Transcribe every line exactly and omit anything that is a picture.

------------------------------------------------

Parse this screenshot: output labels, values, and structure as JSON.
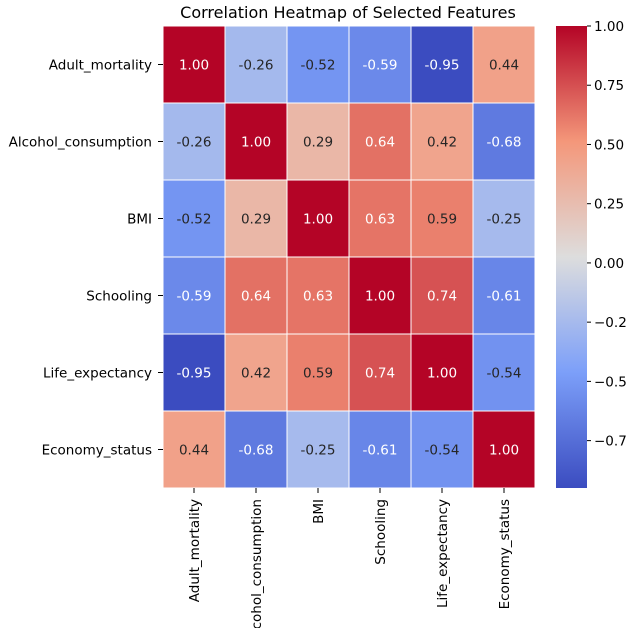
{
  "chart_data": {
    "type": "heatmap",
    "title": "Correlation Heatmap of Selected Features",
    "rows": [
      "Adult_mortality",
      "Alcohol_consumption",
      "BMI",
      "Schooling",
      "Life_expectancy",
      "Economy_status"
    ],
    "cols": [
      "Adult_mortality",
      "Alcohol_consumption",
      "BMI",
      "Schooling",
      "Life_expectancy",
      "Economy_status"
    ],
    "values": [
      [
        1.0,
        -0.26,
        -0.52,
        -0.59,
        -0.95,
        0.44
      ],
      [
        -0.26,
        1.0,
        0.29,
        0.64,
        0.42,
        -0.68
      ],
      [
        -0.52,
        0.29,
        1.0,
        0.63,
        0.59,
        -0.25
      ],
      [
        -0.59,
        0.64,
        0.63,
        1.0,
        0.74,
        -0.61
      ],
      [
        -0.95,
        0.42,
        0.59,
        0.74,
        1.0,
        -0.54
      ],
      [
        0.44,
        -0.68,
        -0.25,
        -0.61,
        -0.54,
        1.0
      ]
    ],
    "colormap": "coolwarm",
    "colorbar": {
      "range": [
        -0.95,
        1.0
      ],
      "ticks": [
        1.0,
        0.75,
        0.5,
        0.25,
        0.0,
        -0.25,
        -0.5,
        -0.75
      ],
      "tick_labels": [
        "1.00",
        "0.75",
        "0.50",
        "0.25",
        "0.00",
        "−0.25",
        "−0.50",
        "−0.75"
      ]
    },
    "annotations": "two-decimal values in each cell",
    "grid": false
  }
}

------------------------------------------------

[REPLY TO THE EXERCISE]:
Parse this screenshot: output labels, values, and structure as JSON.
{
  "chart_data": {
    "type": "heatmap",
    "title": "Correlation Heatmap of Selected Features",
    "rows": [
      "Adult_mortality",
      "Alcohol_consumption",
      "BMI",
      "Schooling",
      "Life_expectancy",
      "Economy_status"
    ],
    "cols": [
      "Adult_mortality",
      "Alcohol_consumption",
      "BMI",
      "Schooling",
      "Life_expectancy",
      "Economy_status"
    ],
    "values": [
      [
        1.0,
        -0.26,
        -0.52,
        -0.59,
        -0.95,
        0.44
      ],
      [
        -0.26,
        1.0,
        0.29,
        0.64,
        0.42,
        -0.68
      ],
      [
        -0.52,
        0.29,
        1.0,
        0.63,
        0.59,
        -0.25
      ],
      [
        -0.59,
        0.64,
        0.63,
        1.0,
        0.74,
        -0.61
      ],
      [
        -0.95,
        0.42,
        0.59,
        0.74,
        1.0,
        -0.54
      ],
      [
        0.44,
        -0.68,
        -0.25,
        -0.61,
        -0.54,
        1.0
      ]
    ],
    "colormap": "coolwarm",
    "colorbar": {
      "range": [
        -0.95,
        1.0
      ],
      "ticks": [
        1.0,
        0.75,
        0.5,
        0.25,
        0.0,
        -0.25,
        -0.5,
        -0.75
      ],
      "tick_labels": [
        "1.00",
        "0.75",
        "0.50",
        "0.25",
        "0.00",
        "−0.25",
        "−0.50",
        "−0.75"
      ]
    },
    "annotations": "two-decimal values in each cell",
    "grid": false
  }
}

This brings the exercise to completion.